Exercise aim
Copy the records that follow exactly as written, but not their pictures.

Data for this exercise
──────────
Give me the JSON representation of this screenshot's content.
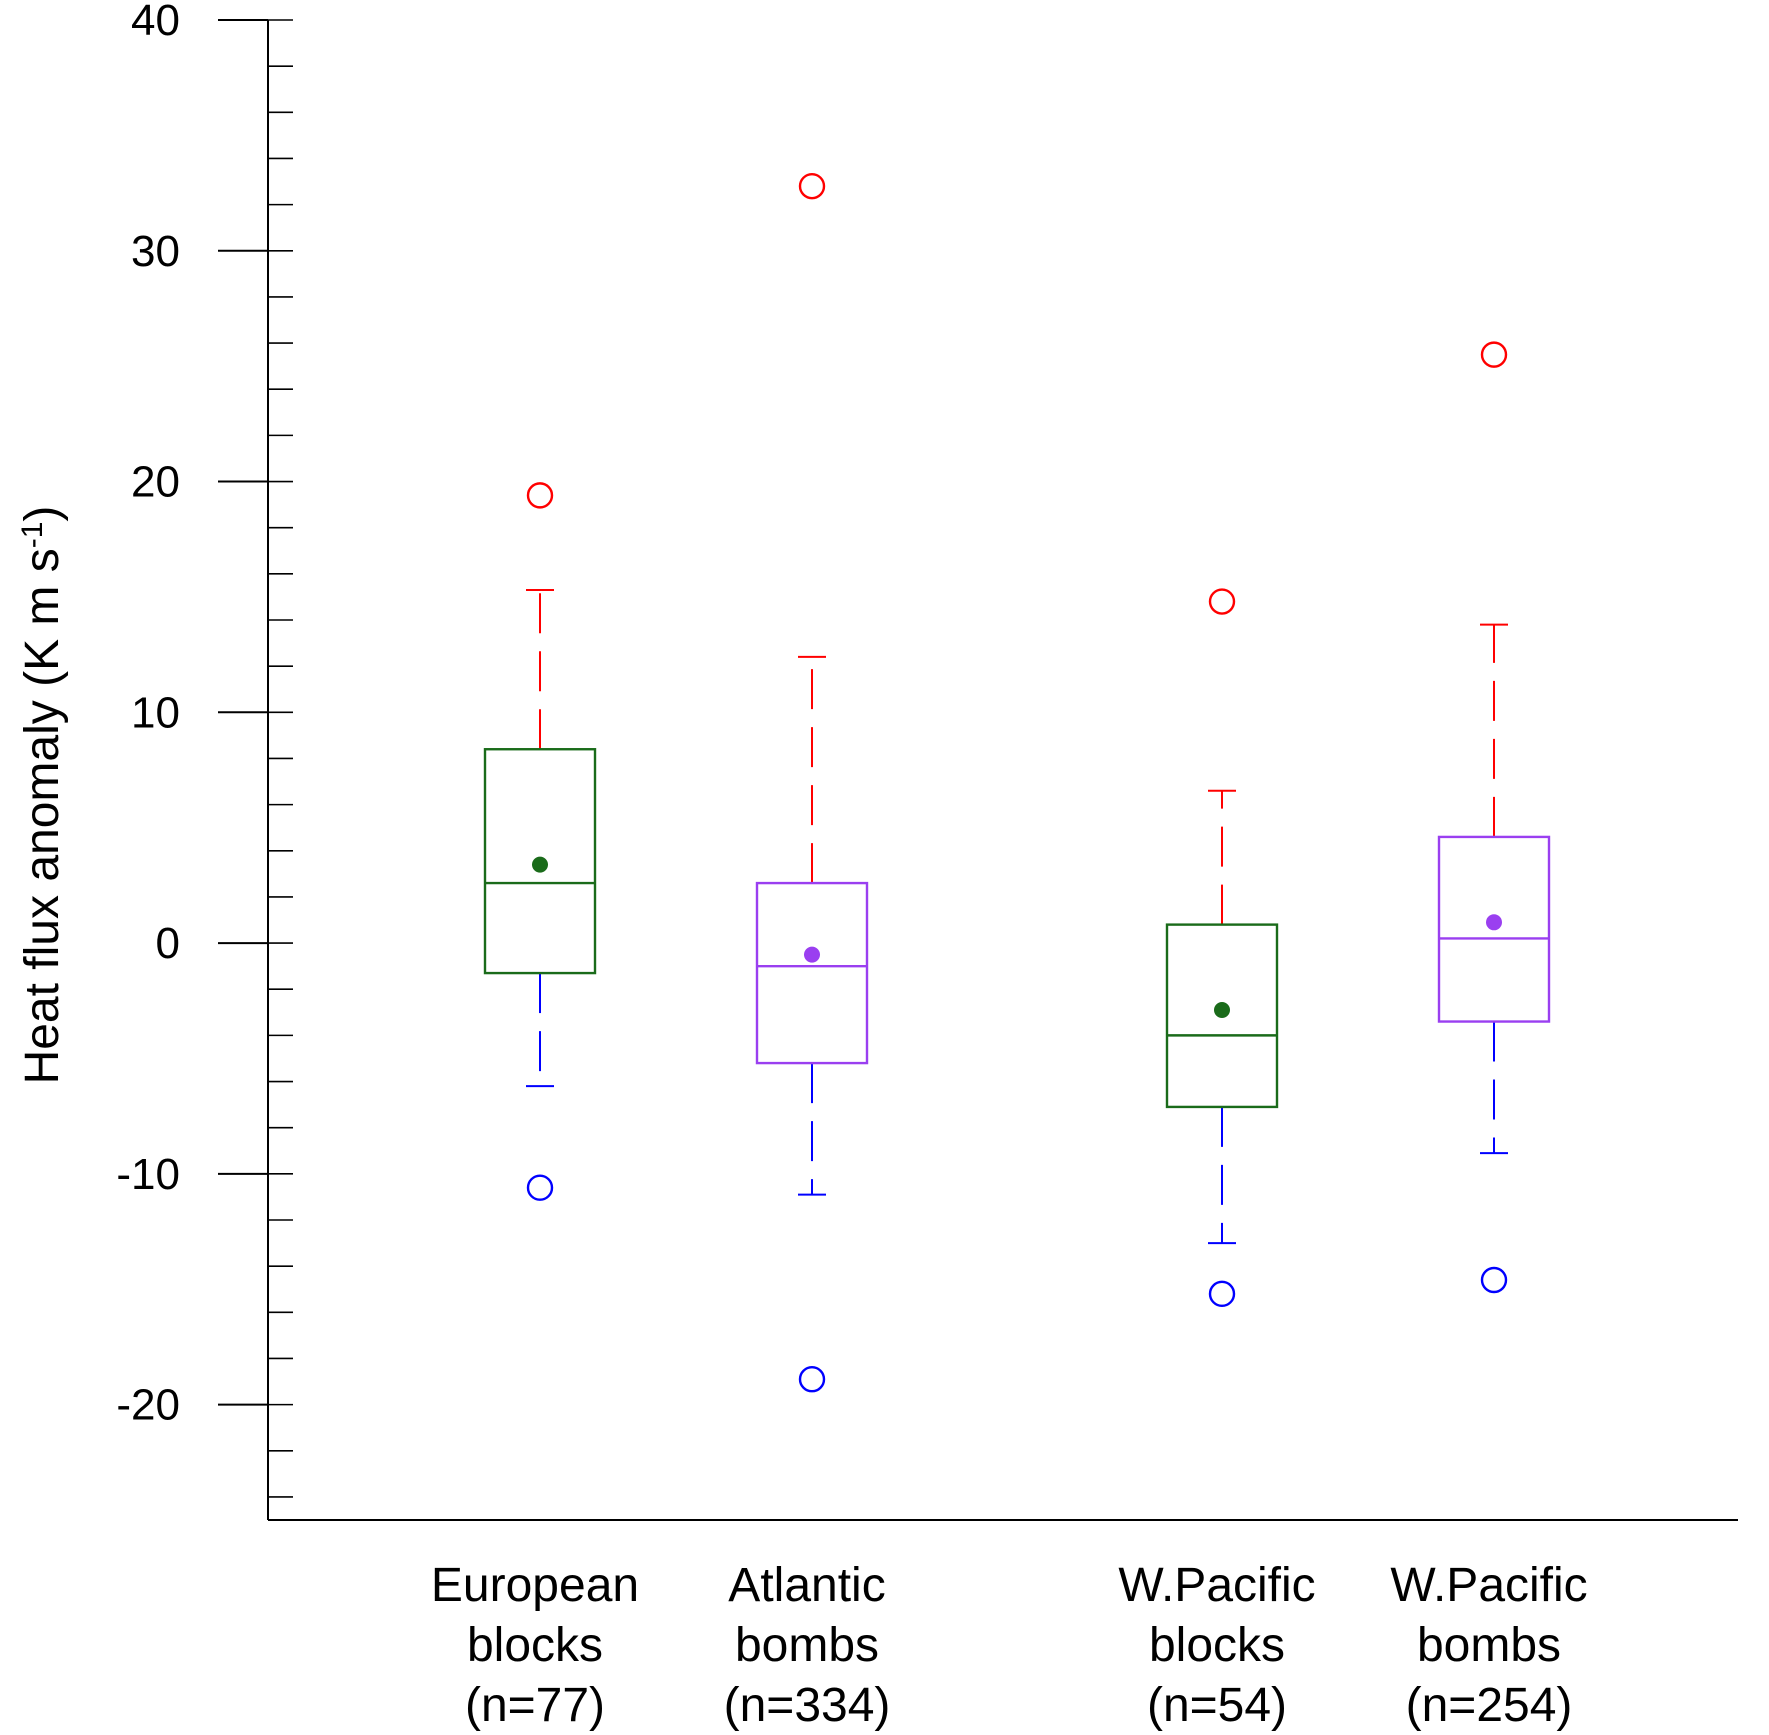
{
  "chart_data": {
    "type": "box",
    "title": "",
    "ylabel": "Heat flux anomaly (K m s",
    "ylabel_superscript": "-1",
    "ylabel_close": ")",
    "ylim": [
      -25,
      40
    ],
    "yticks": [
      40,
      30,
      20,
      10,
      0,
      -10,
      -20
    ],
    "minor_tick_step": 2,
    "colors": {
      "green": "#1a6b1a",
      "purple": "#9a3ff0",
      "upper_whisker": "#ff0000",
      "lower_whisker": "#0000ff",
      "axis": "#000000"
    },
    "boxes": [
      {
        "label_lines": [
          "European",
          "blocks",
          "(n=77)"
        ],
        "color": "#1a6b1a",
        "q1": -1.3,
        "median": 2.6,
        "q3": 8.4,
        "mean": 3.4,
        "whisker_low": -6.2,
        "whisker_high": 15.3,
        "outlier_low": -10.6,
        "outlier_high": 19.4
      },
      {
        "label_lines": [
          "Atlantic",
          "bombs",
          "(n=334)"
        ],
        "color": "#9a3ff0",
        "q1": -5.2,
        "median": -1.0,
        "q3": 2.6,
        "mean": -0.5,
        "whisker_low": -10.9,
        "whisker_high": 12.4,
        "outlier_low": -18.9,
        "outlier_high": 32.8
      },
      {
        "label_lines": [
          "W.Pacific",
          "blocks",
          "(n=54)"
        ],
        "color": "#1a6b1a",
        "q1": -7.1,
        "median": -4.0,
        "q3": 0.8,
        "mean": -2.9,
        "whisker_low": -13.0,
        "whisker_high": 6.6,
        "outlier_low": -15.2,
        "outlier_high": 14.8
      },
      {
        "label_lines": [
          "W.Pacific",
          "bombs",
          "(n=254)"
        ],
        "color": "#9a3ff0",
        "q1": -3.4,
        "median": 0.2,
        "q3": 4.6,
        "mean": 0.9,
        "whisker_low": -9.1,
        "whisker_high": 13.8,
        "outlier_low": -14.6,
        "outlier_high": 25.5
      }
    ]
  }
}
──────────
Written solution
Give me the JSON representation of this screenshot's content.
{
  "chart_data": {
    "type": "box",
    "title": "",
    "ylabel": "Heat flux anomaly (K m s",
    "ylabel_superscript": "-1",
    "ylabel_close": ")",
    "ylim": [
      -25,
      40
    ],
    "yticks": [
      40,
      30,
      20,
      10,
      0,
      -10,
      -20
    ],
    "minor_tick_step": 2,
    "colors": {
      "green": "#1a6b1a",
      "purple": "#9a3ff0",
      "upper_whisker": "#ff0000",
      "lower_whisker": "#0000ff",
      "axis": "#000000"
    },
    "boxes": [
      {
        "label_lines": [
          "European",
          "blocks",
          "(n=77)"
        ],
        "color": "#1a6b1a",
        "q1": -1.3,
        "median": 2.6,
        "q3": 8.4,
        "mean": 3.4,
        "whisker_low": -6.2,
        "whisker_high": 15.3,
        "outlier_low": -10.6,
        "outlier_high": 19.4
      },
      {
        "label_lines": [
          "Atlantic",
          "bombs",
          "(n=334)"
        ],
        "color": "#9a3ff0",
        "q1": -5.2,
        "median": -1.0,
        "q3": 2.6,
        "mean": -0.5,
        "whisker_low": -10.9,
        "whisker_high": 12.4,
        "outlier_low": -18.9,
        "outlier_high": 32.8
      },
      {
        "label_lines": [
          "W.Pacific",
          "blocks",
          "(n=54)"
        ],
        "color": "#1a6b1a",
        "q1": -7.1,
        "median": -4.0,
        "q3": 0.8,
        "mean": -2.9,
        "whisker_low": -13.0,
        "whisker_high": 6.6,
        "outlier_low": -15.2,
        "outlier_high": 14.8
      },
      {
        "label_lines": [
          "W.Pacific",
          "bombs",
          "(n=254)"
        ],
        "color": "#9a3ff0",
        "q1": -3.4,
        "median": 0.2,
        "q3": 4.6,
        "mean": 0.9,
        "whisker_low": -9.1,
        "whisker_high": 13.8,
        "outlier_low": -14.6,
        "outlier_high": 25.5
      }
    ]
  }
}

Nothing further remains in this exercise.